--- BEGIN DATASET EXTRACT ---
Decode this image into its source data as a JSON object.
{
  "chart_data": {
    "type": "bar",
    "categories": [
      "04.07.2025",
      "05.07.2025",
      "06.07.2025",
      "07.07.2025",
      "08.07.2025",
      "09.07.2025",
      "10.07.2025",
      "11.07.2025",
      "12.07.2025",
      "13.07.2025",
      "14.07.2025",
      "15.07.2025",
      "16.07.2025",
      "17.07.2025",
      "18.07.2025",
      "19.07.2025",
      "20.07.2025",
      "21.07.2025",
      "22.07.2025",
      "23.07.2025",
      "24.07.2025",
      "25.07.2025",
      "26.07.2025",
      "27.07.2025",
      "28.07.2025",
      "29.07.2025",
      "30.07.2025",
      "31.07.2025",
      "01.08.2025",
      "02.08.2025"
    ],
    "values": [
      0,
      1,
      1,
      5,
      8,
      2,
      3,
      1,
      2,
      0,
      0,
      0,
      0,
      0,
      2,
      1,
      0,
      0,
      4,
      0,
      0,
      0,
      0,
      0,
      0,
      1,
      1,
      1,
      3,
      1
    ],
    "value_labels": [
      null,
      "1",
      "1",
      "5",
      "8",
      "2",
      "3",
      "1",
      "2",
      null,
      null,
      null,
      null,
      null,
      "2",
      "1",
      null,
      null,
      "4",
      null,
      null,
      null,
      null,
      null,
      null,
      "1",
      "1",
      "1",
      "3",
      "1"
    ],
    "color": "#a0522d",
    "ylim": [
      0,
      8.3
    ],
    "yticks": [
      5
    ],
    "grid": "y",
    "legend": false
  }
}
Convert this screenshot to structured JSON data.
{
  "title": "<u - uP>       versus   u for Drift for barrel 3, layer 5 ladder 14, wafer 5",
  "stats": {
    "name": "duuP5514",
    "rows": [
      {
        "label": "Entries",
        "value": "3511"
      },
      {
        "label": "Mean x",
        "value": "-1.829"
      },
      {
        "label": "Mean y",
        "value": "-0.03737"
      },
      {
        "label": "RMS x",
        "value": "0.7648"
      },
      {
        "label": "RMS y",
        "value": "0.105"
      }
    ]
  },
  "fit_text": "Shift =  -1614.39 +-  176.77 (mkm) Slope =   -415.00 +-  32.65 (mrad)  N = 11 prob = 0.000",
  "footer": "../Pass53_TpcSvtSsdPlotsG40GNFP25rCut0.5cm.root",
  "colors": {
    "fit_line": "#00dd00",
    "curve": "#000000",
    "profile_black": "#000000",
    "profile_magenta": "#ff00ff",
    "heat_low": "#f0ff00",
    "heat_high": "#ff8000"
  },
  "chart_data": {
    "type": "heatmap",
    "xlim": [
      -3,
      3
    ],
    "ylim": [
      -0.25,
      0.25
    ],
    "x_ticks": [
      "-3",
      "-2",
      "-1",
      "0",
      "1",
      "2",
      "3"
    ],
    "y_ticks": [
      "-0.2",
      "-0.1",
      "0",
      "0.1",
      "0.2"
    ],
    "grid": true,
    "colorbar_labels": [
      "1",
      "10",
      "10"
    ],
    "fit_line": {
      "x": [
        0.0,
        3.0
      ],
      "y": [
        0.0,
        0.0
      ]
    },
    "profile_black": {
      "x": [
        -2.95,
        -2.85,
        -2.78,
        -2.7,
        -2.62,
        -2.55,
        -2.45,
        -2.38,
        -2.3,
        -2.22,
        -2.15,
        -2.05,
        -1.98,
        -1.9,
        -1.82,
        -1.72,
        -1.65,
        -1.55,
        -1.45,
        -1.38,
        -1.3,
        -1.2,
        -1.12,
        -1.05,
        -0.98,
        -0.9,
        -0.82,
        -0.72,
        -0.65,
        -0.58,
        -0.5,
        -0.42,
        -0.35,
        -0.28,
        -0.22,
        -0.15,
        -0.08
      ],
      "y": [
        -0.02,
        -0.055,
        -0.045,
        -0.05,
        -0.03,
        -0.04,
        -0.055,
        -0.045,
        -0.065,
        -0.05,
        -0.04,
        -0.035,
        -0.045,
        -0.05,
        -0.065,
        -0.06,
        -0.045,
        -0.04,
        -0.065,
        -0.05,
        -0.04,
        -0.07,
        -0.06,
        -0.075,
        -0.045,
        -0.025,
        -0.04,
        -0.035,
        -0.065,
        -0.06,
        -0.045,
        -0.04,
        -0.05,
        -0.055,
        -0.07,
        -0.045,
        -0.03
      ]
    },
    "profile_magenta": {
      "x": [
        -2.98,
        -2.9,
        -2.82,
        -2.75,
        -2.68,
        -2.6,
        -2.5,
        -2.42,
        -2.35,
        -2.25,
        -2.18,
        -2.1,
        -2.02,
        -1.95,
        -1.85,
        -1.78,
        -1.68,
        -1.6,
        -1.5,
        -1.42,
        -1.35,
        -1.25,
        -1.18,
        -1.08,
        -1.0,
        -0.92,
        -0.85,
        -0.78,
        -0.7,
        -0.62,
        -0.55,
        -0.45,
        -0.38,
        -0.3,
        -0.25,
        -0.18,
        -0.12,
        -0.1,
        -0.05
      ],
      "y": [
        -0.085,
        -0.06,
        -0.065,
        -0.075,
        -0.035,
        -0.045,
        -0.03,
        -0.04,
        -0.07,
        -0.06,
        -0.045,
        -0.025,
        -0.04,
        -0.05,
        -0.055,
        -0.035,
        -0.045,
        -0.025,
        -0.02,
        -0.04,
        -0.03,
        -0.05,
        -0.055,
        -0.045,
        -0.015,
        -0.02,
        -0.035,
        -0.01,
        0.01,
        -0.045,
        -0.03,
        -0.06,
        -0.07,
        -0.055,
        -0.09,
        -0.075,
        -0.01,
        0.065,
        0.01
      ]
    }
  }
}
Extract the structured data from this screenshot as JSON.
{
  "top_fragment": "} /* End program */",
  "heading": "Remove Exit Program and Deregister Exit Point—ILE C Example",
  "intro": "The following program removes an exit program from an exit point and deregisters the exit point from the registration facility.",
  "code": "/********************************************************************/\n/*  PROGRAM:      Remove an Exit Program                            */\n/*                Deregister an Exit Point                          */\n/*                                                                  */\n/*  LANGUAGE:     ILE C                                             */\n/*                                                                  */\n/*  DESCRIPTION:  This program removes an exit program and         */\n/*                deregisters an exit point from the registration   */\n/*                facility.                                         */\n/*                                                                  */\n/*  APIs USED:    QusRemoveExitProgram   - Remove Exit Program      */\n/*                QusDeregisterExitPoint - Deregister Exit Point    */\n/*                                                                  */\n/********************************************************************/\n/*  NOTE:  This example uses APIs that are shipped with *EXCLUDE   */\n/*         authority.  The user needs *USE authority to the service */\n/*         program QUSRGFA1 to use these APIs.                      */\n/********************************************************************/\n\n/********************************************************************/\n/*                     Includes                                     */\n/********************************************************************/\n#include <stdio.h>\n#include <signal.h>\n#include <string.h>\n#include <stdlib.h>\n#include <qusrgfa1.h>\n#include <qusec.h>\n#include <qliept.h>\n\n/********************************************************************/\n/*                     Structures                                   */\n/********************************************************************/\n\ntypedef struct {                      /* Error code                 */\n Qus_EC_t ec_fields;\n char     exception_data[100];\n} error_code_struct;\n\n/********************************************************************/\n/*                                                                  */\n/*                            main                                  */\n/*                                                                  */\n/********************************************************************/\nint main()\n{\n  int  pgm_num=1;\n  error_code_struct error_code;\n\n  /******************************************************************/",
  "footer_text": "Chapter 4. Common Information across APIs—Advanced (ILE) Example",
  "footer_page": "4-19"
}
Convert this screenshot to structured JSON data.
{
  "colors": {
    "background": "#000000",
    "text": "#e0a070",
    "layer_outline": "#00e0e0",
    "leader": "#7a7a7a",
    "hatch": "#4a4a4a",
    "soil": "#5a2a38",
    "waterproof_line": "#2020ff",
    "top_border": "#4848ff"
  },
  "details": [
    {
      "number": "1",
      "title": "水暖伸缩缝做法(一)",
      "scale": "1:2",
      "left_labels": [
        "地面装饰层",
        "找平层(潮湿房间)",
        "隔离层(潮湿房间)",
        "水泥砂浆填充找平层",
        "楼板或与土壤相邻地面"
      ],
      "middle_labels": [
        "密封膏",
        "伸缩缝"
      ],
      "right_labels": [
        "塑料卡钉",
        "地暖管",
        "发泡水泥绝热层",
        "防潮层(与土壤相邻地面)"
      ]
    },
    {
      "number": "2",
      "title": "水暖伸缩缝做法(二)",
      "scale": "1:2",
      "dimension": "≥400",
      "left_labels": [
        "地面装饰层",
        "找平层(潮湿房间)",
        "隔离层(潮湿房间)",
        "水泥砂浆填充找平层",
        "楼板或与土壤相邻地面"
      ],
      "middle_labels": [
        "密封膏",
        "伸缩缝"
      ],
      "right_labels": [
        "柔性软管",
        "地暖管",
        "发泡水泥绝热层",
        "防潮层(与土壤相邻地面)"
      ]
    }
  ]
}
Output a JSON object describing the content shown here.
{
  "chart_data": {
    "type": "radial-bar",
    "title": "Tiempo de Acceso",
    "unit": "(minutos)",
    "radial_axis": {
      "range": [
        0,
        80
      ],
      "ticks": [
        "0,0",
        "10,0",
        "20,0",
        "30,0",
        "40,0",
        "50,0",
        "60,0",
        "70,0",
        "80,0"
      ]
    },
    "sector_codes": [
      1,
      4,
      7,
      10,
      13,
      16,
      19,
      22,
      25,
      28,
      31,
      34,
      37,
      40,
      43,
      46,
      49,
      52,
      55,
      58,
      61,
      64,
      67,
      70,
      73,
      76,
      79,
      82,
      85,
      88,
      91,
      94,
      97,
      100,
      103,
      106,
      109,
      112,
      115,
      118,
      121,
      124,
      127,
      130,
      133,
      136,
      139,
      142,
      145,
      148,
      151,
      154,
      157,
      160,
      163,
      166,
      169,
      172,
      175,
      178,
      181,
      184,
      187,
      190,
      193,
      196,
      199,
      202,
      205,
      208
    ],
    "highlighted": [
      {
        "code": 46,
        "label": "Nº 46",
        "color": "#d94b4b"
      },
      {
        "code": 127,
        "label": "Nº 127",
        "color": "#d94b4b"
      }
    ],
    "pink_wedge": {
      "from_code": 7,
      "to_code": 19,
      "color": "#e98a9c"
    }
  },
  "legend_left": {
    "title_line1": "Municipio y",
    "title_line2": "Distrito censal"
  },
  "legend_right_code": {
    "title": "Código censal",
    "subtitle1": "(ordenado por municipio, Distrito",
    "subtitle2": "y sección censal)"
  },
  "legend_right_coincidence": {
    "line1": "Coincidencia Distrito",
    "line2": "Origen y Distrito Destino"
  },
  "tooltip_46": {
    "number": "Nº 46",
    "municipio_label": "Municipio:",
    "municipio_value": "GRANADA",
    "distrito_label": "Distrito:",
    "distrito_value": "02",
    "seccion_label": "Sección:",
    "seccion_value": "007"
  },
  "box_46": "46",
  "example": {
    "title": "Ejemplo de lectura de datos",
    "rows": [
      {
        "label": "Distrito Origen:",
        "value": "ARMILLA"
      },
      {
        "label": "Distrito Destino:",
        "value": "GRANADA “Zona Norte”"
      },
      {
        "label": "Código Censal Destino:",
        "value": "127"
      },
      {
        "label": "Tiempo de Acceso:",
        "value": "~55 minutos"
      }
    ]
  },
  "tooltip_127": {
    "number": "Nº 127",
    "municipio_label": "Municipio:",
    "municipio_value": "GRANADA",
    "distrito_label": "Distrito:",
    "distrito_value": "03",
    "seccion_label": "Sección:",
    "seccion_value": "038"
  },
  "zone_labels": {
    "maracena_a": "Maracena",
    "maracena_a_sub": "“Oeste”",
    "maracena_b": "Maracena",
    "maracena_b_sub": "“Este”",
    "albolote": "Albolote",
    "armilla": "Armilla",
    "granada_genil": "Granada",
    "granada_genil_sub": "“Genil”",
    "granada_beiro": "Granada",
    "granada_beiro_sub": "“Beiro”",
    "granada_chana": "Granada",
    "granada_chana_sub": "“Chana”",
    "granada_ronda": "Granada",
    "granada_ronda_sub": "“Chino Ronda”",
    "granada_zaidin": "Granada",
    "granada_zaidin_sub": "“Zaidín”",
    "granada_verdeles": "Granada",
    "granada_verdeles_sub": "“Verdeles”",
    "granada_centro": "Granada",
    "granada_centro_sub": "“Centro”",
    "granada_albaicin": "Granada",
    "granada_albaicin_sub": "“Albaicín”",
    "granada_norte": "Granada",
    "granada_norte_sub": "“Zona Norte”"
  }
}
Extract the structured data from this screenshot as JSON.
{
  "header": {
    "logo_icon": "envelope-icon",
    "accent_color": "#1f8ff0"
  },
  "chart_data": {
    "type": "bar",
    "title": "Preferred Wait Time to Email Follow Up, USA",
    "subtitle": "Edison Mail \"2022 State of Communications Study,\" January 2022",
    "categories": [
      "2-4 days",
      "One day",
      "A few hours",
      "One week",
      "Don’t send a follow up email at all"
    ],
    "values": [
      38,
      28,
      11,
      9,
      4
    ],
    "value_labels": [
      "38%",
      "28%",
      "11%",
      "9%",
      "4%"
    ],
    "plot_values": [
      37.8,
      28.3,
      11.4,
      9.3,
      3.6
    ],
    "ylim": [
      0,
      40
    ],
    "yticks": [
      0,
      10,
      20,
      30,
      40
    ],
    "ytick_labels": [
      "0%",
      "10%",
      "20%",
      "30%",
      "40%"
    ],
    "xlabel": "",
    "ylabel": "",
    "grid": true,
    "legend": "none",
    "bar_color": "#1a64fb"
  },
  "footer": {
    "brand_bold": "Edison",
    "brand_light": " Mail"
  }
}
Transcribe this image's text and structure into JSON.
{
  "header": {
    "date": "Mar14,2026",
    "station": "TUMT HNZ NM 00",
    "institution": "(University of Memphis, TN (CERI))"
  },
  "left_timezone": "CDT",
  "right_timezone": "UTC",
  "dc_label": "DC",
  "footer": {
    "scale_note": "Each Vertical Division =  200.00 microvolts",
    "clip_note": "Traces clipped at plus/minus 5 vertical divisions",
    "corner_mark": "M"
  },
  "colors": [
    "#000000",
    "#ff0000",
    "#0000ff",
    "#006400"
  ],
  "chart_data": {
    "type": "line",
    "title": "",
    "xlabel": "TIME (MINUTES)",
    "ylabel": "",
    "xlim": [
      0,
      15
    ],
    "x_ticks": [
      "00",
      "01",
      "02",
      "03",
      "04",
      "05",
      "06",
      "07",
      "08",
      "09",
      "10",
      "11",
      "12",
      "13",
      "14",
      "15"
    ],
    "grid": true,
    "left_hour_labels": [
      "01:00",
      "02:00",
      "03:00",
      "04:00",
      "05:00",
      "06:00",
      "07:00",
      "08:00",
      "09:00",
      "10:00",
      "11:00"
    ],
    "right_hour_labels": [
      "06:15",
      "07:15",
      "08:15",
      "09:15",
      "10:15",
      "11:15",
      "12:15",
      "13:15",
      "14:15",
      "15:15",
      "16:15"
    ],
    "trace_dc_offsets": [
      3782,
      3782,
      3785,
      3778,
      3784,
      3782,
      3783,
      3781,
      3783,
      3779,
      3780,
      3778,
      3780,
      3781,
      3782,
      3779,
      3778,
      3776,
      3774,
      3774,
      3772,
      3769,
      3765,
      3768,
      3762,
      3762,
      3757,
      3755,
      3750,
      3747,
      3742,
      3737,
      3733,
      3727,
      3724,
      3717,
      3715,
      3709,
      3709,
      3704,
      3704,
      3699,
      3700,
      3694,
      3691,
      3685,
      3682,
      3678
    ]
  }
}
--- END DATASET EXTRACT ---
→ **GIVEN INSTRUCTION**: Scan the records above for the string "Acceso", then select every line that holds it.

→ **FULL OUTPUT**:
    "title": "Tiempo de Acceso",
        "label": "Tiempo de Acceso:",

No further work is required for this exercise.